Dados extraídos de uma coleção
*****

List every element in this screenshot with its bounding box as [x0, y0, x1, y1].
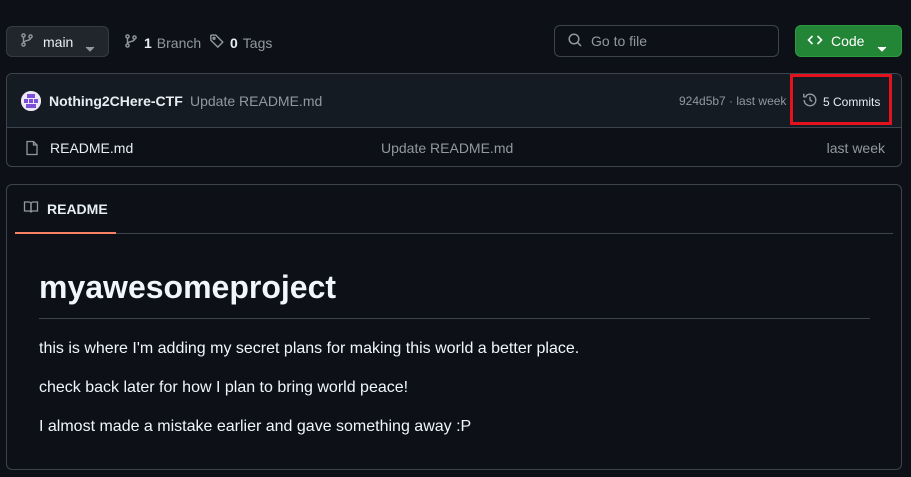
- commits-history-link[interactable]: 5 Commits: [802, 92, 880, 111]
- file-list: Nothing2CHere-CTF Update README.md 924d5…: [6, 73, 902, 167]
- git-branch-icon: [19, 32, 35, 51]
- commit-separator: ·: [725, 94, 737, 108]
- commit-message-link[interactable]: Update README.md: [190, 93, 322, 109]
- avatar[interactable]: [21, 91, 41, 111]
- readme-content: myawesomeproject this is where I'm addin…: [39, 269, 870, 436]
- readme-paragraph: I almost made a mistake earlier and gave…: [39, 418, 472, 435]
- readme-paragraph: this is where I'm adding my secret plans…: [39, 340, 580, 357]
- table-row[interactable]: README.md Update README.md last week: [7, 128, 901, 166]
- tag-icon: [209, 33, 225, 52]
- readme-paragraph: check back later for how I plan to bring…: [39, 379, 409, 396]
- code-button-label: Code: [831, 33, 865, 49]
- tags-label: Tags: [242, 34, 273, 51]
- chevron-down-icon: [877, 39, 887, 55]
- branch-select-button[interactable]: main: [6, 26, 109, 57]
- go-to-file-input[interactable]: [591, 33, 761, 49]
- search-icon: [567, 32, 583, 51]
- readme-tabbar: README: [15, 185, 893, 234]
- commits-count-label: 5 Commits: [823, 94, 881, 109]
- tab-readme[interactable]: README: [15, 185, 116, 234]
- file-icon: [24, 140, 40, 159]
- commit-info: 924d5b7 · last week: [679, 94, 786, 108]
- code-button[interactable]: Code: [795, 25, 902, 57]
- branches-link[interactable]: 1 Branch: [123, 33, 201, 52]
- file-name-link[interactable]: README.md: [50, 140, 133, 156]
- history-icon: [802, 92, 818, 111]
- branch-count: 1: [144, 34, 152, 51]
- commit-age: last week: [736, 94, 787, 108]
- readme-tab-label: README: [47, 200, 108, 217]
- code-icon: [807, 32, 823, 51]
- commit-author-link[interactable]: Nothing2CHere-CTF: [49, 93, 183, 109]
- tags-link[interactable]: 0 Tags: [209, 33, 272, 52]
- commit-hash[interactable]: 924d5b7: [679, 94, 726, 108]
- readme-panel: README myawesomeproject this is where I'…: [6, 184, 902, 470]
- chevron-down-icon: [85, 39, 95, 55]
- latest-commit-row: Nothing2CHere-CTF Update README.md 924d5…: [7, 74, 901, 128]
- book-icon: [23, 199, 39, 218]
- branch-name: main: [43, 33, 74, 50]
- repo-toolbar: main 1 Branch 0 Tags Go to file Code: [0, 0, 911, 72]
- readme-heading: myawesomeproject: [39, 269, 870, 319]
- branch-label: Branch: [156, 34, 202, 51]
- file-age: last week: [826, 140, 885, 156]
- file-commit-message-link[interactable]: Update README.md: [381, 140, 513, 156]
- go-to-file-field[interactable]: [554, 25, 779, 57]
- tag-count: 0: [230, 34, 238, 51]
- git-branch-icon: [123, 33, 139, 52]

*****

Reescreva toda a listagem trocando "readme-paragraph" por "readme-text" e mantendo todo o restante inalterado. Deixe as imagens fora da resposta.

List every element in this screenshot with its bounding box as [x0, y0, x1, y1].
- commits-history-link[interactable]: 5 Commits: [802, 92, 880, 111]
- file-list: Nothing2CHere-CTF Update README.md 924d5…: [6, 73, 902, 167]
- git-branch-icon: [19, 32, 35, 51]
- commit-separator: ·: [725, 94, 737, 108]
- commit-message-link[interactable]: Update README.md: [190, 93, 322, 109]
- avatar[interactable]: [21, 91, 41, 111]
- readme-content: myawesomeproject this is where I'm addin…: [39, 269, 870, 436]
- readme-text: I almost made a mistake earlier and gave…: [39, 418, 472, 435]
- readme-text: this is where I'm adding my secret plans…: [39, 340, 580, 357]
- table-row[interactable]: README.md Update README.md last week: [7, 128, 901, 166]
- tag-icon: [209, 33, 225, 52]
- readme-text: check back later for how I plan to bring…: [39, 379, 409, 396]
- code-button-label: Code: [831, 33, 865, 49]
- tags-label: Tags: [242, 34, 273, 51]
- chevron-down-icon: [877, 39, 887, 55]
- branch-select-button[interactable]: main: [6, 26, 109, 57]
- go-to-file-input[interactable]: [591, 33, 761, 49]
- search-icon: [567, 32, 583, 51]
- readme-tabbar: README: [15, 185, 893, 234]
- commits-count-label: 5 Commits: [823, 94, 881, 109]
- tab-readme[interactable]: README: [15, 185, 116, 234]
- file-icon: [24, 140, 40, 159]
- commit-info: 924d5b7 · last week: [679, 94, 786, 108]
- code-button[interactable]: Code: [795, 25, 902, 57]
- branches-link[interactable]: 1 Branch: [123, 33, 201, 52]
- file-name-link[interactable]: README.md: [50, 140, 133, 156]
- history-icon: [802, 92, 818, 111]
- branch-count: 1: [144, 34, 152, 51]
- commit-age: last week: [736, 94, 787, 108]
- readme-tab-label: README: [47, 200, 108, 217]
- code-icon: [807, 32, 823, 51]
- commit-author-link[interactable]: Nothing2CHere-CTF: [49, 93, 183, 109]
- tags-link[interactable]: 0 Tags: [209, 33, 272, 52]
- commit-hash[interactable]: 924d5b7: [679, 94, 726, 108]
- readme-panel: README myawesomeproject this is where I'…: [6, 184, 902, 470]
- chevron-down-icon: [85, 39, 95, 55]
- latest-commit-row: Nothing2CHere-CTF Update README.md 924d5…: [7, 74, 901, 128]
- book-icon: [23, 199, 39, 218]
- branch-name: main: [43, 33, 74, 50]
- repo-toolbar: main 1 Branch 0 Tags Go to file Code: [0, 0, 911, 72]
- readme-heading: myawesomeproject: [39, 269, 870, 319]
- branch-label: Branch: [156, 34, 202, 51]
- file-age: last week: [826, 140, 885, 156]
- file-commit-message-link[interactable]: Update README.md: [381, 140, 513, 156]
- go-to-file-field[interactable]: [554, 25, 779, 57]
- tag-count: 0: [230, 34, 238, 51]
- git-branch-icon: [123, 33, 139, 52]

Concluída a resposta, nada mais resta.